[Dataset excerpts start]

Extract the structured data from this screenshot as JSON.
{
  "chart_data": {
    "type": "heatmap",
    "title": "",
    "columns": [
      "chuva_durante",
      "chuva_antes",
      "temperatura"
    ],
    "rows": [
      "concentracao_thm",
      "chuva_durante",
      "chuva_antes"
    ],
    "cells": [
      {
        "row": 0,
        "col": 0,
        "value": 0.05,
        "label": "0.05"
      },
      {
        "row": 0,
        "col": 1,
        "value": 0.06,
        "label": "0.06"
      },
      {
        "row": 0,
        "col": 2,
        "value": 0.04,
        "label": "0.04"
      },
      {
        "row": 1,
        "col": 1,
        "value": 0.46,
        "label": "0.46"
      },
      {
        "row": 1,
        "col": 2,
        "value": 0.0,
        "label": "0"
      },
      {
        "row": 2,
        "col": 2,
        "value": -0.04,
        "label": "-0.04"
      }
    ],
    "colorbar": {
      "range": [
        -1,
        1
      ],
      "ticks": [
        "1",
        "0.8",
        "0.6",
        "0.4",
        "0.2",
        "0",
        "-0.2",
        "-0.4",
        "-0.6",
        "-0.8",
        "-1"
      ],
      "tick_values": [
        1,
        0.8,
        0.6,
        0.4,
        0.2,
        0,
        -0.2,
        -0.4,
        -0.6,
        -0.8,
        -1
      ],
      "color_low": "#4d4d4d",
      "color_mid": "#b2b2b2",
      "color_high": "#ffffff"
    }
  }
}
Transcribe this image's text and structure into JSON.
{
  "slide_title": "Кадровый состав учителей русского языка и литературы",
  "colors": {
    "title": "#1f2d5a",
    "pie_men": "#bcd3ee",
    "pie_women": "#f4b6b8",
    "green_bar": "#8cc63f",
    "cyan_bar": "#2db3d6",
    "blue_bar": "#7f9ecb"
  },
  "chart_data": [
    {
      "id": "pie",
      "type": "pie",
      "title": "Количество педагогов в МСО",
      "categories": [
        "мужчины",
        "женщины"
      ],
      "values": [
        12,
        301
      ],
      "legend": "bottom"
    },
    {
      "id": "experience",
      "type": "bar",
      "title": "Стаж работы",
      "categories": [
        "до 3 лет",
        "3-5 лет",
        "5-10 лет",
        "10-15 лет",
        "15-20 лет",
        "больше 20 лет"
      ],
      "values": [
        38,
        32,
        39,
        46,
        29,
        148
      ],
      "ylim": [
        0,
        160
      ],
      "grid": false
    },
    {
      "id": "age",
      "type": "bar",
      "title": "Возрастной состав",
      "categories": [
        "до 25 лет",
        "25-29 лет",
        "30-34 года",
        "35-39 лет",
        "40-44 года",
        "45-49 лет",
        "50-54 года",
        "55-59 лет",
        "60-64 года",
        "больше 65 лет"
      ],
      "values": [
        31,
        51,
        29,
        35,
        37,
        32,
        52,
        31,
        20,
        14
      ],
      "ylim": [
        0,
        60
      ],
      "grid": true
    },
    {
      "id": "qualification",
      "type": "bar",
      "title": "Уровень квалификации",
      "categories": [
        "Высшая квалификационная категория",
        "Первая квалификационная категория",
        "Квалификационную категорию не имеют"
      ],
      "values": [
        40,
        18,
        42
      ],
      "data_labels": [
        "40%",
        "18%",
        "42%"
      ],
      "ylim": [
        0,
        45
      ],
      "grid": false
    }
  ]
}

[Dataset excerpts end]

→ Exercise brief:
Isolate each line of the listing above that includes "категория". Copy it.

→ Answer in full:
        "Высшая квалификационная категория",
        "Первая квалификационная категория",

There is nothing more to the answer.